● EXERCISE:
Collect each line of the entries that holds the string "hands".

● RECORDS SUPPLIED:
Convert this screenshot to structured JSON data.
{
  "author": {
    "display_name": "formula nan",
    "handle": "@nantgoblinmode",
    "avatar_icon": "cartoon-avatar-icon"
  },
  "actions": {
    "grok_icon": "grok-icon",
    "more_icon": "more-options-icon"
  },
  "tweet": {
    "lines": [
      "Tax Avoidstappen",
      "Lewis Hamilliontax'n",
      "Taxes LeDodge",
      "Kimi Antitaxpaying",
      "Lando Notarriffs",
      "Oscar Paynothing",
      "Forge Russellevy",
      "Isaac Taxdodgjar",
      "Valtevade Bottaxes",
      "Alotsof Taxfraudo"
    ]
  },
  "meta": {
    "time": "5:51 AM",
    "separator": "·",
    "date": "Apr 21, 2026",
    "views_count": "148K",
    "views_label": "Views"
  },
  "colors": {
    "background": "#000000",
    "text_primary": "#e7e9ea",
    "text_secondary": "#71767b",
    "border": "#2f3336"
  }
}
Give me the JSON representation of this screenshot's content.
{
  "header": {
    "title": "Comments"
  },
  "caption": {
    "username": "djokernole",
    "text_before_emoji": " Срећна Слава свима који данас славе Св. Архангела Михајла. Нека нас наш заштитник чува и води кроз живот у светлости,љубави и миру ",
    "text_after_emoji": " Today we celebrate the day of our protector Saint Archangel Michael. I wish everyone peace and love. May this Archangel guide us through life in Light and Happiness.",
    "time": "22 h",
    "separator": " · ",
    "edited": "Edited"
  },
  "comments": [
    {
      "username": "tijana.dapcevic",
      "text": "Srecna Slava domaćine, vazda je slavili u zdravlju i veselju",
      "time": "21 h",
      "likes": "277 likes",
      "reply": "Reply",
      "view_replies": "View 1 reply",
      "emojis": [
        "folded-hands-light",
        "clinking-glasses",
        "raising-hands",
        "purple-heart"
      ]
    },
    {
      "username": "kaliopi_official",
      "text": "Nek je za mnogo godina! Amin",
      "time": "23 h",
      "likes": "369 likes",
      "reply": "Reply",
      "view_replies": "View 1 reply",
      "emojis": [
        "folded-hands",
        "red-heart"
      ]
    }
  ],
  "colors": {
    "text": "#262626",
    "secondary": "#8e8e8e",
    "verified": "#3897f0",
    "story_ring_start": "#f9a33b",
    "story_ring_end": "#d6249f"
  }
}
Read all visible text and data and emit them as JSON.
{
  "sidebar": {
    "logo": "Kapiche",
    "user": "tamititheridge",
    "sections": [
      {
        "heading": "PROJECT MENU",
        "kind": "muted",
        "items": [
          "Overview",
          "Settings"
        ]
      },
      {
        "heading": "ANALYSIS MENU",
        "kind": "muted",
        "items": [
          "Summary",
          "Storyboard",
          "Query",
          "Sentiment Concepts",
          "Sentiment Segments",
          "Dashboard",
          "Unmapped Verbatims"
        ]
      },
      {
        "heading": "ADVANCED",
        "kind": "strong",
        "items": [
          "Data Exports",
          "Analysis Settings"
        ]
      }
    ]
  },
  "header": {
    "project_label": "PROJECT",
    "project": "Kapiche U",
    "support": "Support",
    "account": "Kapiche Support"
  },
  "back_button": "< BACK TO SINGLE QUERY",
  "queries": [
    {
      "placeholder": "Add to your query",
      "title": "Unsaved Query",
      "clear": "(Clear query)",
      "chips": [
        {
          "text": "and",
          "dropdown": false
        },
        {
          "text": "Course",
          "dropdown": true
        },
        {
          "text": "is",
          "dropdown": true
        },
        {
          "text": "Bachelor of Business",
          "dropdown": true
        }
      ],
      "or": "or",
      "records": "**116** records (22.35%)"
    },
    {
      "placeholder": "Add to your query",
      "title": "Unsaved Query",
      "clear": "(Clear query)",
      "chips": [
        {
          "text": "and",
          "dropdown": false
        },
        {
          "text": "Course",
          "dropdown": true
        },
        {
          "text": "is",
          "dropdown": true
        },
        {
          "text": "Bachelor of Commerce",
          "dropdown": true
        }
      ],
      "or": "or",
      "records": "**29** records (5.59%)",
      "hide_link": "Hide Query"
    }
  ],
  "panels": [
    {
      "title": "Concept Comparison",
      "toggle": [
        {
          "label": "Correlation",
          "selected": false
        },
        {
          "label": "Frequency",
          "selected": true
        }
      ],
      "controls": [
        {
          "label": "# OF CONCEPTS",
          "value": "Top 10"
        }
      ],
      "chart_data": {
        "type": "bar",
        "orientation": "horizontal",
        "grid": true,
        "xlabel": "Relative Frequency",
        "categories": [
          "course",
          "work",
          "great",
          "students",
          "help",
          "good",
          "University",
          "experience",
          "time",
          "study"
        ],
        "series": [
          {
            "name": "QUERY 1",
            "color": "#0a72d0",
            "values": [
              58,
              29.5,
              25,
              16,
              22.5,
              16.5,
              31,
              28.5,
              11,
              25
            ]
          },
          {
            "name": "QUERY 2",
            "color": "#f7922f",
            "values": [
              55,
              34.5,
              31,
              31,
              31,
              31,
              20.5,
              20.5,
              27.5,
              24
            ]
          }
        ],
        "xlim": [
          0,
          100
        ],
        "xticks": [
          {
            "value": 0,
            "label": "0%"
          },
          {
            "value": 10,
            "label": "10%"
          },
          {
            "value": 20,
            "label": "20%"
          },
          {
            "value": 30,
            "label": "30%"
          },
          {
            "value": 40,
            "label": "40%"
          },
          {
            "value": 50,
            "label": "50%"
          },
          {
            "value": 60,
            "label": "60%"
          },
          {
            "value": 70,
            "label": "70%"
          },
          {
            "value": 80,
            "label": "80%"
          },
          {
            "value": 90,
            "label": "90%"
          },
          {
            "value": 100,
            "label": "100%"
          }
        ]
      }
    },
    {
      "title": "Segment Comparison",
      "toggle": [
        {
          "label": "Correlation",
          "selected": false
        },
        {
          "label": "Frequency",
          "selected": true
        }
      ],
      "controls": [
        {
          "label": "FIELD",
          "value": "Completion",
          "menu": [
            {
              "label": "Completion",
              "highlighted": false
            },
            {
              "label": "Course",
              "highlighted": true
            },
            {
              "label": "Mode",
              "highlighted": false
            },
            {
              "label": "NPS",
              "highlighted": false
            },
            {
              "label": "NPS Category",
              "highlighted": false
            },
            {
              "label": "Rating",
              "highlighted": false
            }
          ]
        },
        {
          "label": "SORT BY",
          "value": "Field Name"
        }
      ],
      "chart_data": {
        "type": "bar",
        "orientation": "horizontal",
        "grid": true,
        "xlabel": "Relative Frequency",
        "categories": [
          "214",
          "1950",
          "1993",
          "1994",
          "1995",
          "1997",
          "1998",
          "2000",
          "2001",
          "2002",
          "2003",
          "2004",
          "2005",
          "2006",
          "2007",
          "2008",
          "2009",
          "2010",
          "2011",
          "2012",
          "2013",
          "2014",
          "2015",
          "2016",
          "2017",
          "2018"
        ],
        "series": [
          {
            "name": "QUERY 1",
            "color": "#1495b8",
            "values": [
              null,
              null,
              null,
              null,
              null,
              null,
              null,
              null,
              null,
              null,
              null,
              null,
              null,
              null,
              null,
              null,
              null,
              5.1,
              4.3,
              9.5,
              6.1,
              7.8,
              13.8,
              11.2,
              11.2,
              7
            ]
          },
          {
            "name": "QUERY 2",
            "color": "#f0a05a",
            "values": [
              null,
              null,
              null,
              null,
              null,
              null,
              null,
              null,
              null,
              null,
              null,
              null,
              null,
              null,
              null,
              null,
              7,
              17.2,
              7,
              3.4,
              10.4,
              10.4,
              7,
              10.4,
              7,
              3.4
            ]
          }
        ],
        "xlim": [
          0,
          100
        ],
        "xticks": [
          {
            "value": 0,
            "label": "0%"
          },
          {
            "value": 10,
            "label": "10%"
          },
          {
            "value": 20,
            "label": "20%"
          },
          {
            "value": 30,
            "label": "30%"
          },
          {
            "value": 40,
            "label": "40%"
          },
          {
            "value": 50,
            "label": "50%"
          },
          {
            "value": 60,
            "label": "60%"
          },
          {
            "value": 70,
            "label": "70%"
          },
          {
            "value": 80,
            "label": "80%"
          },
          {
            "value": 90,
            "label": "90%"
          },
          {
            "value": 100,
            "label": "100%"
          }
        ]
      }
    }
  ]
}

● FULL SOLUTION:
        "folded-hands-light",
        "raising-hands",
        "folded-hands",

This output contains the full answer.